(Extracts from a graphics dataset)
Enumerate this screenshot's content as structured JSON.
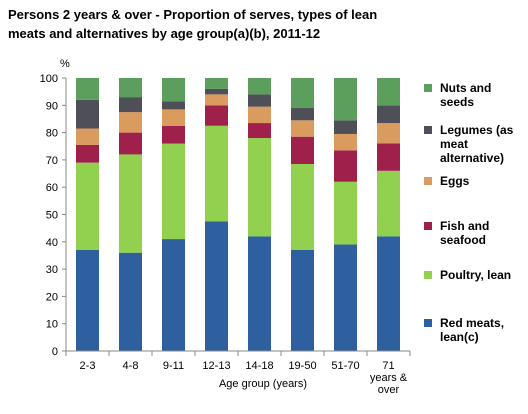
{
  "chart_data": {
    "type": "bar",
    "stacked": true,
    "title_lines": [
      "Persons  2 years & over  - Proportion of serves, types of lean",
      "meats and alternatives by age group(a)(b), 2011-12"
    ],
    "ylabel": "%",
    "xlabel": "Age group (years)",
    "ylim": [
      0,
      100
    ],
    "yticks": [
      0,
      10,
      20,
      30,
      40,
      50,
      60,
      70,
      80,
      90,
      100
    ],
    "categories": [
      "2-3",
      "4-8",
      "9-11",
      "12-13",
      "14-18",
      "19-50",
      "51-70",
      "71 years & over"
    ],
    "category_label_lines": [
      [
        "2-3"
      ],
      [
        "4-8"
      ],
      [
        "9-11"
      ],
      [
        "12-13"
      ],
      [
        "14-18"
      ],
      [
        "19-50"
      ],
      [
        "51-70"
      ],
      [
        "71",
        "years &",
        "over"
      ]
    ],
    "series": [
      {
        "name": "Red meats, lean(c)",
        "legend_lines": [
          "Red meats,",
          "lean(c)"
        ],
        "color": "#2e5f9e",
        "values": [
          37,
          36,
          41,
          47.5,
          42,
          37,
          39,
          42
        ]
      },
      {
        "name": "Poultry, lean",
        "legend_lines": [
          "Poultry, lean"
        ],
        "color": "#92d050",
        "values": [
          32,
          36,
          35,
          35,
          36,
          31.5,
          23,
          24
        ]
      },
      {
        "name": "Fish and seafood",
        "legend_lines": [
          "Fish and",
          "seafood"
        ],
        "color": "#a0204c",
        "values": [
          6.5,
          8,
          6.5,
          7.5,
          5.5,
          10,
          11.5,
          10
        ]
      },
      {
        "name": "Eggs",
        "legend_lines": [
          "Eggs"
        ],
        "color": "#d99b5e",
        "values": [
          6,
          7.5,
          6,
          4,
          6,
          6,
          6,
          7.5
        ]
      },
      {
        "name": "Legumes (as meat alternative)",
        "legend_lines": [
          "Legumes (as",
          "meat",
          "alternative)"
        ],
        "color": "#4f4f57",
        "values": [
          10.5,
          5.5,
          3,
          2,
          4.5,
          4.5,
          5,
          6.5
        ]
      },
      {
        "name": "Nuts and seeds",
        "legend_lines": [
          "Nuts and",
          "seeds"
        ],
        "color": "#5c9e5c",
        "values": [
          8,
          7,
          8.5,
          4,
          6,
          11,
          15.5,
          10
        ]
      }
    ],
    "legend_position": "right",
    "grid": false
  }
}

**Set problem:** Find all lines where the word "name" appears. Copy them.

**Expected answer:**
        "name": "Red meats, lean(c)",
        "name": "Poultry, lean",
        "name": "Fish and seafood",
        "name": "Eggs",
        "name": "Legumes (as meat alternative)",
        "name": "Nuts and seeds",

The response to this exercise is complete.